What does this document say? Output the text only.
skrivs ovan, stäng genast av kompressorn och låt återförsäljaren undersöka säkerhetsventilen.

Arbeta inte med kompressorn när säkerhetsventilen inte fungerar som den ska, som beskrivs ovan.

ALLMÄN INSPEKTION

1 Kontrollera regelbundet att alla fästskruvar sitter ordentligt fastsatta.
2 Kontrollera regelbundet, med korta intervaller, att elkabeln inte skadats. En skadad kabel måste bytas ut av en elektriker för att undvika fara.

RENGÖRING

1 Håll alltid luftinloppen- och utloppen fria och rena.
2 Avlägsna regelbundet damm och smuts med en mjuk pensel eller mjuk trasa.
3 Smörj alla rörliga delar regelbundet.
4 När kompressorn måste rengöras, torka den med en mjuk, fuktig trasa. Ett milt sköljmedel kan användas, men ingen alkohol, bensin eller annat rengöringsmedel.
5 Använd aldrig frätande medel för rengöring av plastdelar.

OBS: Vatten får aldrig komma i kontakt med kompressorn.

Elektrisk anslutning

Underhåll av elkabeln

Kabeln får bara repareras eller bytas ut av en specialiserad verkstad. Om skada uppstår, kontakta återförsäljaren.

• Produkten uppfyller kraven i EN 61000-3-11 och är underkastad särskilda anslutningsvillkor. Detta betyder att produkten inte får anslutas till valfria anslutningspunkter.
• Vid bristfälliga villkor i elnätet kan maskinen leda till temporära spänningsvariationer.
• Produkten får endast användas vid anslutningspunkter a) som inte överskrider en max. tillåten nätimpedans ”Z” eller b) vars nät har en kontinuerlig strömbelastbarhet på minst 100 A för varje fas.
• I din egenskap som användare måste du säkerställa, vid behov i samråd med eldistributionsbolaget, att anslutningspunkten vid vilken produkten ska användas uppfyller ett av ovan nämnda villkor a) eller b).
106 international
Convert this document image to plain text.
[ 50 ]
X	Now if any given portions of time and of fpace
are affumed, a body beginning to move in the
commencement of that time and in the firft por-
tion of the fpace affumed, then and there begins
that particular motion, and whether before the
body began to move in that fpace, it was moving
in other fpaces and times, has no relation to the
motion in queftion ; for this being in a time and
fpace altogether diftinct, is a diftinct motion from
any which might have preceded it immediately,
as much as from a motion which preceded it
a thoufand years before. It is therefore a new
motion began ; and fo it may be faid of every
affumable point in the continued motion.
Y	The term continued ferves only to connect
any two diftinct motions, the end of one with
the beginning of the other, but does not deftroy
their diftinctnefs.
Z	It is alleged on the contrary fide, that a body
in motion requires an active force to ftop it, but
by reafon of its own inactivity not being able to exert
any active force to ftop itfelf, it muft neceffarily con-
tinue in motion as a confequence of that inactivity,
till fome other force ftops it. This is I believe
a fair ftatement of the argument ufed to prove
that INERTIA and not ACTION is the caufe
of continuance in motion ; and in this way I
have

________________

Give back the whole listing, word for word.

Solved exercise →
What does this document say? Output the text only.
skrivs ovan, stäng genast av kompressorn och låt återförsäljaren undersöka säkerhetsventilen.

Arbeta inte med kompressorn när säkerhetsventilen inte fungerar som den ska, som beskrivs ovan.

ALLMÄN INSPEKTION

1 Kontrollera regelbundet att alla fästskruvar sitter ordentligt fastsatta.
2 Kontrollera regelbundet, med korta intervaller, att elkabeln inte skadats. En skadad kabel måste bytas ut av en elektriker för att undvika fara.

RENGÖRING

1 Håll alltid luftinloppen- och utloppen fria och rena.
2 Avlägsna regelbundet damm och smuts med en mjuk pensel eller mjuk trasa.
3 Smörj alla rörliga delar regelbundet.
4 När kompressorn måste rengöras, torka den med en mjuk, fuktig trasa. Ett milt sköljmedel kan användas, men ingen alkohol, bensin eller annat rengöringsmedel.
5 Använd aldrig frätande medel för rengöring av plastdelar.

OBS: Vatten får aldrig komma i kontakt med kompressorn.

Elektrisk anslutning

Underhåll av elkabeln

Kabeln får bara repareras eller bytas ut av en specialiserad verkstad. Om skada uppstår, kontakta återförsäljaren.

• Produkten uppfyller kraven i EN 61000-3-11 och är underkastad särskilda anslutningsvillkor. Detta betyder att produkten inte får anslutas till valfria anslutningspunkter.
• Vid bristfälliga villkor i elnätet kan maskinen leda till temporära spänningsvariationer.
• Produkten får endast användas vid anslutningspunkter a) som inte överskrider en max. tillåten nätimpedans ”Z” eller b) vars nät har en kontinuerlig strömbelastbarhet på minst 100 A för varje fas.
• I din egenskap som användare måste du säkerställa, vid behov i samråd med eldistributionsbolaget, att anslutningspunkten vid vilken produkten ska användas uppfyller ett av ovan nämnda villkor a) eller b).
106 international
Convert this document image to plain text.
[ 50 ]
X	Now if any given portions of time and of fpace
are affumed, a body beginning to move in the
commencement of that time and in the firft por-
tion of the fpace affumed, then and there begins
that particular motion, and whether before the
body began to move in that fpace, it was moving
in other fpaces and times, has no relation to the
motion in queftion ; for this being in a time and
fpace altogether diftinct, is a diftinct motion from
any which might have preceded it immediately,
as much as from a motion which preceded it
a thoufand years before. It is therefore a new
motion began ; and fo it may be faid of every
affumable point in the continued motion.
Y	The term continued ferves only to connect
any two diftinct motions, the end of one with
the beginning of the other, but does not deftroy
their diftinctnefs.
Z	It is alleged on the contrary fide, that a body
in motion requires an active force to ftop it, but
by reafon of its own inactivity not being able to exert
any active force to ftop itfelf, it muft neceffarily con-
tinue in motion as a confequence of that inactivity,
till fome other force ftops it. This is I believe
a fair ftatement of the argument ufed to prove
that INERTIA and not ACTION is the caufe
of continuance in motion ; and in this way I
have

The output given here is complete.